[Stored data entries]

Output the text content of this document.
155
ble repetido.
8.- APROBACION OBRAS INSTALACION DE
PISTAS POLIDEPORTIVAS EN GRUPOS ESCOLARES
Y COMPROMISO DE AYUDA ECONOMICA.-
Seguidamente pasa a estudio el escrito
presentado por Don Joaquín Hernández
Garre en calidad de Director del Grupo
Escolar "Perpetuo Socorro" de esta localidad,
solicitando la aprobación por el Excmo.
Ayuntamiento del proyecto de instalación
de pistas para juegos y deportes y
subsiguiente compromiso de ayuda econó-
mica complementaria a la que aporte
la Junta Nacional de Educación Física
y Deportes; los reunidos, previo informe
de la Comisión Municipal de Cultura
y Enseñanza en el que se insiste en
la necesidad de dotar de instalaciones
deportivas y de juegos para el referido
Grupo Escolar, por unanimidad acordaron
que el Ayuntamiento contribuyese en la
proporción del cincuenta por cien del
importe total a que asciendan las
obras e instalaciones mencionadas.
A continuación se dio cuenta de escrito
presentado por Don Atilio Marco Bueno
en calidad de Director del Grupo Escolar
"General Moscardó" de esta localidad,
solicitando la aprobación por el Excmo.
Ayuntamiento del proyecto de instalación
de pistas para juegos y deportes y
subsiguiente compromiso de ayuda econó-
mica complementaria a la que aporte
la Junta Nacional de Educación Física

▶ **Directions for this task**:
Every record above needs to be repeated word for word.

▶ **Written answer**:
Output the text content of this document.
155
ble repetido.
8.- APROBACION OBRAS INSTALACION DE
PISTAS POLIDEPORTIVAS EN GRUPOS ESCOLARES
Y COMPROMISO DE AYUDA ECONOMICA.-
Seguidamente pasa a estudio el escrito
presentado por Don Joaquín Hernández
Garre en calidad de Director del Grupo
Escolar "Perpetuo Socorro" de esta localidad,
solicitando la aprobación por el Excmo.
Ayuntamiento del proyecto de instalación
de pistas para juegos y deportes y
subsiguiente compromiso de ayuda econó-
mica complementaria a la que aporte
la Junta Nacional de Educación Física
y Deportes; los reunidos, previo informe
de la Comisión Municipal de Cultura
y Enseñanza en el que se insiste en
la necesidad de dotar de instalaciones
deportivas y de juegos para el referido
Grupo Escolar, por unanimidad acordaron
que el Ayuntamiento contribuyese en la
proporción del cincuenta por cien del
importe total a que asciendan las
obras e instalaciones mencionadas.
A continuación se dio cuenta de escrito
presentado por Don Atilio Marco Bueno
en calidad de Director del Grupo Escolar
"General Moscardó" de esta localidad,
solicitando la aprobación por el Excmo.
Ayuntamiento del proyecto de instalación
de pistas para juegos y deportes y
subsiguiente compromiso de ayuda econó-
mica complementaria a la que aporte
la Junta Nacional de Educación Física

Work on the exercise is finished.